Directive ▸ Search the records below for the word "from". Pull out each line that has it.

Data supplied ▸
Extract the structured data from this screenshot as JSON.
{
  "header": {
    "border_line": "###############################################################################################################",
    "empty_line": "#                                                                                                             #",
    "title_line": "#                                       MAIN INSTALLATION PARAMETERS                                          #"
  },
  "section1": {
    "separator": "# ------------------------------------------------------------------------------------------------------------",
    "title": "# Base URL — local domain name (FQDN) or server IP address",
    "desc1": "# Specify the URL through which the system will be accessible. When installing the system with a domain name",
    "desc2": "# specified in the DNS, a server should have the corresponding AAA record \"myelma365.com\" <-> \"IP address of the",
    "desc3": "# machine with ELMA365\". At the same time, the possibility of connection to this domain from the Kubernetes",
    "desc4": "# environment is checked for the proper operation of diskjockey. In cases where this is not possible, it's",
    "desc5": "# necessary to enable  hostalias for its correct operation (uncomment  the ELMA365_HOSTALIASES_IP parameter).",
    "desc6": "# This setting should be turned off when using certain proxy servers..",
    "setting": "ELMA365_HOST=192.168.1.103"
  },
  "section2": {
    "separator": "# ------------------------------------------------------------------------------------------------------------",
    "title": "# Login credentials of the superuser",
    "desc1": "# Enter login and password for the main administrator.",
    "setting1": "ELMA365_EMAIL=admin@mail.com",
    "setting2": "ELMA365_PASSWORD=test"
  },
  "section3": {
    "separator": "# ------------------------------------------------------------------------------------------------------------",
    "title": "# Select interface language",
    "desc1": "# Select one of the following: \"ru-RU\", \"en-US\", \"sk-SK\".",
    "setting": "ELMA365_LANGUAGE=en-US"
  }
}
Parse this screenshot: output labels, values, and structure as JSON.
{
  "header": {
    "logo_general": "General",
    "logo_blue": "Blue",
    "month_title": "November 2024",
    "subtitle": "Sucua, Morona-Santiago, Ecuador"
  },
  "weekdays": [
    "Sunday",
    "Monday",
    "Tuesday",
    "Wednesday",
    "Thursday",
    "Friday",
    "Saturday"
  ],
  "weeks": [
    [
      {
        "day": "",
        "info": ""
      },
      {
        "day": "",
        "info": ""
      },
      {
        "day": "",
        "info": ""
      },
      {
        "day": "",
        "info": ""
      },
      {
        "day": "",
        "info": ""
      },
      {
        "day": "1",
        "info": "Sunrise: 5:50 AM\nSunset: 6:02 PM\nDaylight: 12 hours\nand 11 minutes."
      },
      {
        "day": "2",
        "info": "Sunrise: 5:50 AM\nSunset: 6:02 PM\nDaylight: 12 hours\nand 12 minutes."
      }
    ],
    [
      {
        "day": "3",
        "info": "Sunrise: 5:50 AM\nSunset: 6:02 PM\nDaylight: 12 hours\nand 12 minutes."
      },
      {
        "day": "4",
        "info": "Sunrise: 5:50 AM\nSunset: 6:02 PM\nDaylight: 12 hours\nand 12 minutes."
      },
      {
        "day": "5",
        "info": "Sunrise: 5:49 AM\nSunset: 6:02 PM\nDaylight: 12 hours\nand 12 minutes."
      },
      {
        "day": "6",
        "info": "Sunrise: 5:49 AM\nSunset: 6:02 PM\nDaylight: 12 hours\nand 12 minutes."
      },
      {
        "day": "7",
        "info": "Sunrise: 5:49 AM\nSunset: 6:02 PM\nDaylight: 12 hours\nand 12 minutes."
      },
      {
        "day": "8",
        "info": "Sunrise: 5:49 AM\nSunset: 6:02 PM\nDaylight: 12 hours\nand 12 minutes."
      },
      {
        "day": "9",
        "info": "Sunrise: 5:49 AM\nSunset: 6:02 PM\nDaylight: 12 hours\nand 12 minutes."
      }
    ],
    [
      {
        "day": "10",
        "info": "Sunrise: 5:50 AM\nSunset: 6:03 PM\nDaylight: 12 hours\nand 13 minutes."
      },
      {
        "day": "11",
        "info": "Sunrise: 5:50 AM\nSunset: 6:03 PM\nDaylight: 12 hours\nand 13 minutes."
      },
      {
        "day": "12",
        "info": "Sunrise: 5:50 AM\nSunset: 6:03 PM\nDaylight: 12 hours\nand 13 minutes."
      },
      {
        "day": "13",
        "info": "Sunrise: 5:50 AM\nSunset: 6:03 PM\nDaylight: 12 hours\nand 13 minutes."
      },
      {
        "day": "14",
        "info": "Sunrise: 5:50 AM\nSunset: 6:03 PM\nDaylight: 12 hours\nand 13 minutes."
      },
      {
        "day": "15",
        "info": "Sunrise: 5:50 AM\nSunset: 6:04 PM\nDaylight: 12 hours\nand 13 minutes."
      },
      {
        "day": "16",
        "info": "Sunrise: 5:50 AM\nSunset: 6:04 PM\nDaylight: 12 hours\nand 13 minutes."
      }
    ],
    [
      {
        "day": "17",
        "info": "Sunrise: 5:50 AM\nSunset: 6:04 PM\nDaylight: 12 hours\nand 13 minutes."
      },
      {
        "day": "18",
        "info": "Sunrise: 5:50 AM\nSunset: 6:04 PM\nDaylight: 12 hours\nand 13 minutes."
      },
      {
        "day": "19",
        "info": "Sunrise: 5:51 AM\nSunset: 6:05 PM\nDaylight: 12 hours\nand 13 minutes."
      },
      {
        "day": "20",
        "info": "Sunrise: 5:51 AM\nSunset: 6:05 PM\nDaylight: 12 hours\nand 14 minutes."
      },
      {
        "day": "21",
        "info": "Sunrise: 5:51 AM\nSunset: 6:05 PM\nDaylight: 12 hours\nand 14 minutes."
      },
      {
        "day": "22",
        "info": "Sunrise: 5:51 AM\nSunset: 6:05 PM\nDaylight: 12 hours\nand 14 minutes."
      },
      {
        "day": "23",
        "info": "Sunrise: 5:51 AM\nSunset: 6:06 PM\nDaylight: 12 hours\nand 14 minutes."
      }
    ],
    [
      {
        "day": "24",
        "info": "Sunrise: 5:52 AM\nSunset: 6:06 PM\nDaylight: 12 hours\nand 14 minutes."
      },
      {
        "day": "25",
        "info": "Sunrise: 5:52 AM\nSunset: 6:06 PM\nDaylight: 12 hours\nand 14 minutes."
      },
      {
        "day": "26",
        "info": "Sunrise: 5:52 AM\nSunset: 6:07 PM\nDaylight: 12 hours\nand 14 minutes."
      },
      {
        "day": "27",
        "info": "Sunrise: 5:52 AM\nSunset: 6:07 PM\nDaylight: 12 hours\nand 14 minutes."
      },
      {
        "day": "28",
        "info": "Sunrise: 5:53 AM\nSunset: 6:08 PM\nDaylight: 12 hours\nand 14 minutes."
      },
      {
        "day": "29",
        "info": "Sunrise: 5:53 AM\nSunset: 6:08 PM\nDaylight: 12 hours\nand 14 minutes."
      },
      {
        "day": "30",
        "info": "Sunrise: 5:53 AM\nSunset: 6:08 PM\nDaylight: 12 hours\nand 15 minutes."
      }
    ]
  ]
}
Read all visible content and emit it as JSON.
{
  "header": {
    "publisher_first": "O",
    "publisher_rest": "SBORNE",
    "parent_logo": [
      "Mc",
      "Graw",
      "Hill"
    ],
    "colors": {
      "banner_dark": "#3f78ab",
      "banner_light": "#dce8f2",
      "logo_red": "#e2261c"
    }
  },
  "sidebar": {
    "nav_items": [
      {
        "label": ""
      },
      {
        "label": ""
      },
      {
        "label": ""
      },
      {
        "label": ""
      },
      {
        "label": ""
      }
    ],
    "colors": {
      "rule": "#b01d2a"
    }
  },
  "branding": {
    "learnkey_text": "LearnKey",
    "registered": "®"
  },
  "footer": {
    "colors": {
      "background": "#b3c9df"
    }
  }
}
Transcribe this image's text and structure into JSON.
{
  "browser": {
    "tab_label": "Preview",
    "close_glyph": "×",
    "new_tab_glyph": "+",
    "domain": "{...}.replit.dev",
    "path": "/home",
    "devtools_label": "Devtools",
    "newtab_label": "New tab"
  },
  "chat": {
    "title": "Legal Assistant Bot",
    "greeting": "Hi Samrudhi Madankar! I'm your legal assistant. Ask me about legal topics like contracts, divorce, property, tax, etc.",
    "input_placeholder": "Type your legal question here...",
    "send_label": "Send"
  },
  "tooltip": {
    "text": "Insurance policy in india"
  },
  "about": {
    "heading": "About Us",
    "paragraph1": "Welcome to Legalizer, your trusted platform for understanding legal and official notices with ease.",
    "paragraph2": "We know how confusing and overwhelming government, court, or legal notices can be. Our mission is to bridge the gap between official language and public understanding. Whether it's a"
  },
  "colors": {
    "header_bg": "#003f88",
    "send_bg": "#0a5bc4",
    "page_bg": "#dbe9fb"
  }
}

Result for this task ▸
Extract the structured data from this screenshot as JSON.
    "desc3": "# machine with ELMA365\". At the same time, the possibility of connection to this domain from the Kubernetes",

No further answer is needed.